Provided data:

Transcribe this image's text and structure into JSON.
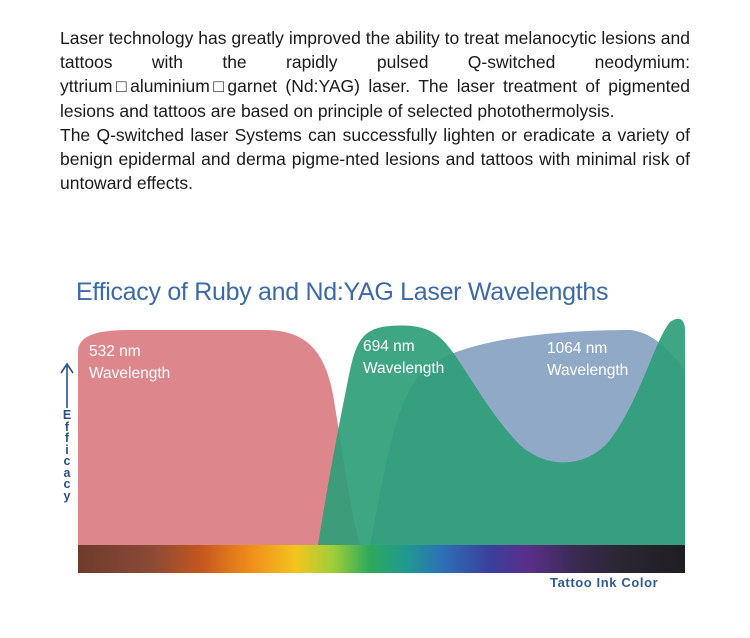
{
  "paragraphs": [
    "Laser technology has greatly improved the ability to treat melanocytic lesions and tattoos with the rapidly pulsed Q-switched neodymium: yttrium□aluminium□garnet (Nd:YAG) laser. The laser treatment of pigmented lesions and tattoos are based on principle of selected photothermolysis.",
    "The Q-switched laser Systems can successfully lighten or eradicate a variety of benign epidermal and derma pigme-nted lesions and tattoos with minimal risk of untoward effects."
  ],
  "figure": {
    "title": "Efficacy of Ruby and Nd:YAG Laser Wavelengths",
    "y_axis_letters": [
      "E",
      "f",
      "f",
      "i",
      "c",
      "a",
      "c",
      "y"
    ],
    "x_axis_caption": "Tattoo Ink Color",
    "curves": [
      {
        "line1": "532 nm",
        "line2": "Wavelength",
        "color": "#dc8287"
      },
      {
        "line1": "694 nm",
        "line2": "Wavelength",
        "color": "#2f9e7a"
      },
      {
        "line1": "1064 nm",
        "line2": "Wavelength",
        "color": "#8fa9c6"
      }
    ]
  }
}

Work instructions:
Write out each line again precisely as it appears, skipping every picture.

Solution for this exercise:
Transcribe this image's text and structure into JSON.
{
  "paragraphs": [
    "Laser technology has greatly improved the ability to treat melanocytic lesions and tattoos with the rapidly pulsed Q-switched neodymium: yttrium□aluminium□garnet (Nd:YAG) laser. The laser treatment of pigmented lesions and tattoos are based on principle of selected photothermolysis.",
    "The Q-switched laser Systems can successfully lighten or eradicate a variety of benign epidermal and derma pigme-nted lesions and tattoos with minimal risk of untoward effects."
  ],
  "figure": {
    "title": "Efficacy of Ruby and Nd:YAG Laser Wavelengths",
    "y_axis_letters": [
      "E",
      "f",
      "f",
      "i",
      "c",
      "a",
      "c",
      "y"
    ],
    "x_axis_caption": "Tattoo Ink Color",
    "curves": [
      {
        "line1": "532 nm",
        "line2": "Wavelength",
        "color": "#dc8287"
      },
      {
        "line1": "694 nm",
        "line2": "Wavelength",
        "color": "#2f9e7a"
      },
      {
        "line1": "1064 nm",
        "line2": "Wavelength",
        "color": "#8fa9c6"
      }
    ]
  }
}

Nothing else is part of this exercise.